**EXCERPTED RECORDS**:
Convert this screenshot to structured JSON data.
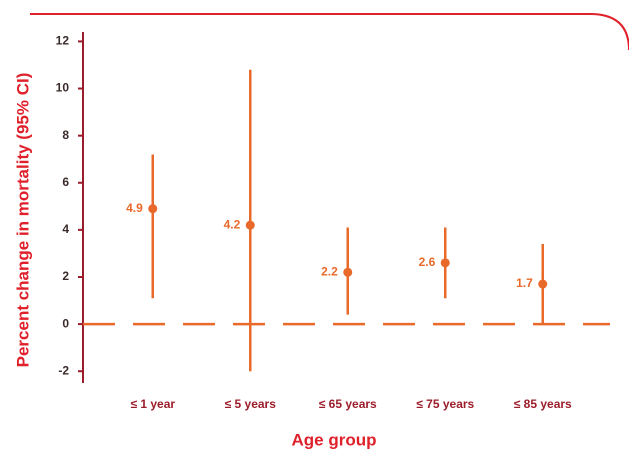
{
  "chart_data": {
    "type": "errorbar",
    "ylabel": "Percent change in mortality (95% CI)",
    "xlabel": "Age group",
    "categories": [
      "≤ 1 year",
      "≤ 5 years",
      "≤ 65 years",
      "≤ 75 years",
      "≤ 85 years"
    ],
    "series": [
      {
        "color": "#e8692a",
        "values": [
          4.9,
          4.2,
          2.2,
          2.6,
          1.7
        ],
        "lower": [
          1.1,
          -2.0,
          0.4,
          1.1,
          0.0
        ],
        "upper": [
          7.2,
          10.8,
          4.1,
          4.1,
          3.4
        ]
      }
    ],
    "ylim": [
      -2.5,
      12.4
    ],
    "yticks": [
      -2,
      0,
      2,
      4,
      6,
      8,
      10,
      12
    ],
    "reference_line": 0
  }
}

**INSTRUCTIONS TO FOLLOW**: Set down the material exactly, every line of it, except for the pictures.

**THE COMPLETED TASK**:
Convert this screenshot to structured JSON data.
{
  "chart_data": {
    "type": "errorbar",
    "ylabel": "Percent change in mortality (95% CI)",
    "xlabel": "Age group",
    "categories": [
      "≤ 1 year",
      "≤ 5 years",
      "≤ 65 years",
      "≤ 75 years",
      "≤ 85 years"
    ],
    "series": [
      {
        "color": "#e8692a",
        "values": [
          4.9,
          4.2,
          2.2,
          2.6,
          1.7
        ],
        "lower": [
          1.1,
          -2.0,
          0.4,
          1.1,
          0.0
        ],
        "upper": [
          7.2,
          10.8,
          4.1,
          4.1,
          3.4
        ]
      }
    ],
    "ylim": [
      -2.5,
      12.4
    ],
    "yticks": [
      -2,
      0,
      2,
      4,
      6,
      8,
      10,
      12
    ],
    "reference_line": 0
  }
}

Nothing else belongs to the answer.